§ **Task statement**
Print the listing as it stands, omitting all images.

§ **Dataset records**
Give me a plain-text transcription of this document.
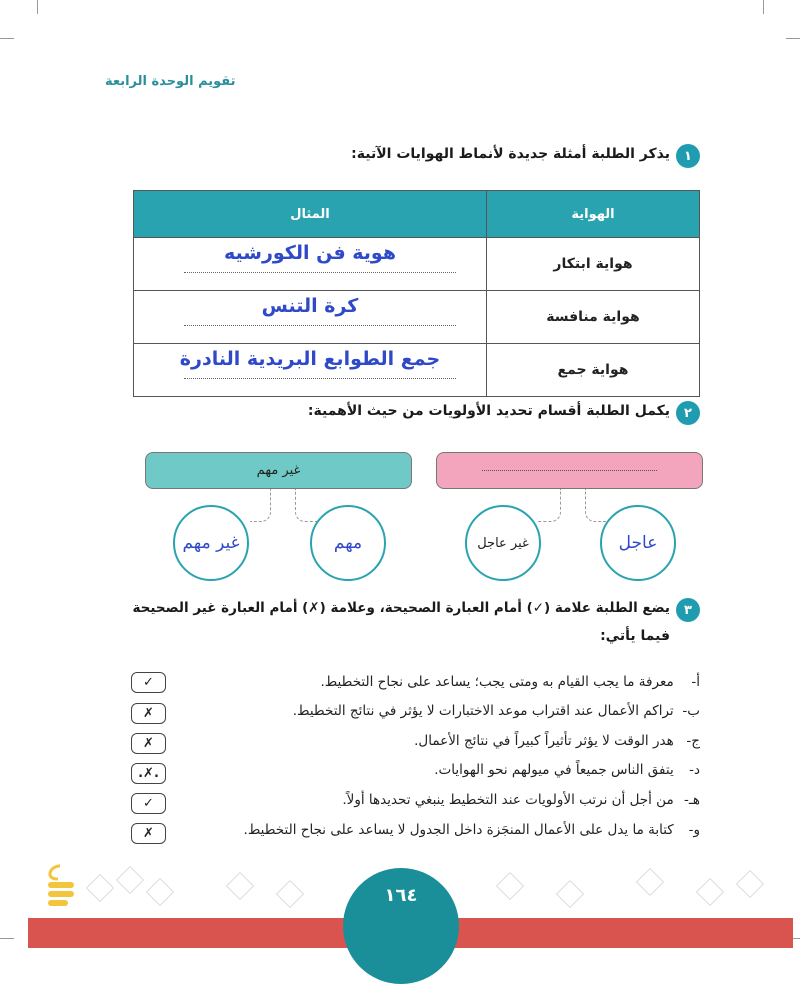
تقويم الوحدة الرابعة
١
يذكر الطلبة أمثلة جديدة لأنماط الهوايات الآتية:
الهواية	المثال
هواية ابتكار	هوية فن الكورشيه

هواية منافسة	كرة التنس

هواية جمع	جمع الطوابع البريدية النادرة
٢
يكمل الطلبة أقسام تحديد الأولويات من حيث الأهمية:
غير مهم
غير مهم	مهم	غير عاجل	عاجل
٣
يضع الطلبة علامة (✓) أمام العبارة الصحيحة، وعلامة (✗) أمام العبارة غير الصحيحة
فيما يأتي:
أ- معرفة ما يجب القيام به ومتى يجب؛ يساعد على نجاح التخطيط.
✓
ب- تراكم الأعمال عند اقتراب موعد الاختبارات لا يؤثر في نتائج التخطيط.
✗
ج- هدر الوقت لا يؤثر تأثيراً كبيراً في نتائج الأعمال.
✗
د- يتفق الناس جميعاً في ميولهم نحو الهوايات.
.✗.
هـ- من أجل أن نرتب الأولويات عند التخطيط ينبغي تحديدها أولاً.
✓
و- كتابة ما يدل على الأعمال المنجَزة داخل الجدول لا يساعد على نجاح التخطيط.
✗
١٦٤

§ **Reply to the exercise**
Give me a plain-text transcription of this document.
تقويم الوحدة الرابعة
١
يذكر الطلبة أمثلة جديدة لأنماط الهوايات الآتية:
الهواية	المثال
هواية ابتكار	هوية فن الكورشيه

هواية منافسة	كرة التنس

هواية جمع	جمع الطوابع البريدية النادرة
٢
يكمل الطلبة أقسام تحديد الأولويات من حيث الأهمية:
غير مهم
غير مهم	مهم	غير عاجل	عاجل
٣
يضع الطلبة علامة (✓) أمام العبارة الصحيحة، وعلامة (✗) أمام العبارة غير الصحيحة
فيما يأتي:
أ- معرفة ما يجب القيام به ومتى يجب؛ يساعد على نجاح التخطيط.
✓
ب- تراكم الأعمال عند اقتراب موعد الاختبارات لا يؤثر في نتائج التخطيط.
✗
ج- هدر الوقت لا يؤثر تأثيراً كبيراً في نتائج الأعمال.
✗
د- يتفق الناس جميعاً في ميولهم نحو الهوايات.
.✗.
هـ- من أجل أن نرتب الأولويات عند التخطيط ينبغي تحديدها أولاً.
✓
و- كتابة ما يدل على الأعمال المنجَزة داخل الجدول لا يساعد على نجاح التخطيط.
✗
١٦٤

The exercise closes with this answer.